> [WORK TO COMPLETE] Find each line holding "screenshot" and copy it out.

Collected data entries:
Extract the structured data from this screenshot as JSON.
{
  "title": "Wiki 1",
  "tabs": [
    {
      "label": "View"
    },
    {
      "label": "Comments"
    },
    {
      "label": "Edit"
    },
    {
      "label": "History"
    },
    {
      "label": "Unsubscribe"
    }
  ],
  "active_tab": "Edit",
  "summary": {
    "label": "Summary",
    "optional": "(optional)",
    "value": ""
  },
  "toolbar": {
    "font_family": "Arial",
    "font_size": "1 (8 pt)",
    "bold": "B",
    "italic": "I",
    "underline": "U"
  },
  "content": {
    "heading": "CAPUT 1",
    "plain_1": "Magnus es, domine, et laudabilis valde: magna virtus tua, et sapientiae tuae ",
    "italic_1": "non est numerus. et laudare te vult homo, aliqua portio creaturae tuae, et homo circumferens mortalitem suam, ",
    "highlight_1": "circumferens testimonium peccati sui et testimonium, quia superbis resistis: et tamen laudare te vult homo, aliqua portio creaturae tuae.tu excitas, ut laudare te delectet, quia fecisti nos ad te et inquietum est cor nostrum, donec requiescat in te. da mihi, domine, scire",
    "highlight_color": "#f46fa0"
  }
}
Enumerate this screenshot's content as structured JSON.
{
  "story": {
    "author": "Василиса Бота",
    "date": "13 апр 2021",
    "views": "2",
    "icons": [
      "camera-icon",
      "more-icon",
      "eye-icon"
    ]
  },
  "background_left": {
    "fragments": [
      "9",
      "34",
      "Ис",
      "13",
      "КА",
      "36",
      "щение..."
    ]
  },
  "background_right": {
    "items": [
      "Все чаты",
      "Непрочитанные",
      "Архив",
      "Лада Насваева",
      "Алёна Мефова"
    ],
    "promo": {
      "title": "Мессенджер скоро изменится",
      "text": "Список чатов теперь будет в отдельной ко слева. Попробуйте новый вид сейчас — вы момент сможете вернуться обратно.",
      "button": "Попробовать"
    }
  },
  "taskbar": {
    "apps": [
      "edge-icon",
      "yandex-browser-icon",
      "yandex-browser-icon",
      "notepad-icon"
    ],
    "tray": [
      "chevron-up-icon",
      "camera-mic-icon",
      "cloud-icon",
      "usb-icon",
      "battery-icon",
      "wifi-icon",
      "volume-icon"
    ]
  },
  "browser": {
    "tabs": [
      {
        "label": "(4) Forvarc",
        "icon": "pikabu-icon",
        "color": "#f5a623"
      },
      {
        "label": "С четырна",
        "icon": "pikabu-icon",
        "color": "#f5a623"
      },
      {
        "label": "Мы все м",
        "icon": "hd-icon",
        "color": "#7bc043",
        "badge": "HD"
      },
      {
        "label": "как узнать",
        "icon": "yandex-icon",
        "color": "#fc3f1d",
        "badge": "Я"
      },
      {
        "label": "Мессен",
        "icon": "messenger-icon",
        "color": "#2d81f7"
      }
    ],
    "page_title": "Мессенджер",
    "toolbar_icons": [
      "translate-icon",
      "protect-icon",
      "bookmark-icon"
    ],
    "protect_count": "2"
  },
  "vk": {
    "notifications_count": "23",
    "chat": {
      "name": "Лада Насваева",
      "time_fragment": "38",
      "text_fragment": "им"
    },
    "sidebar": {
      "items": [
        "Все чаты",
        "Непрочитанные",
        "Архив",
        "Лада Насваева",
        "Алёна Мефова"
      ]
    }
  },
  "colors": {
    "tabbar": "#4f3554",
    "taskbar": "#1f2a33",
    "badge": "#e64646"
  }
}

> [OUTPUT OF THE TASK]
Extract the structured data from this screenshot as JSON.
Enumerate this screenshot's content as structured JSON.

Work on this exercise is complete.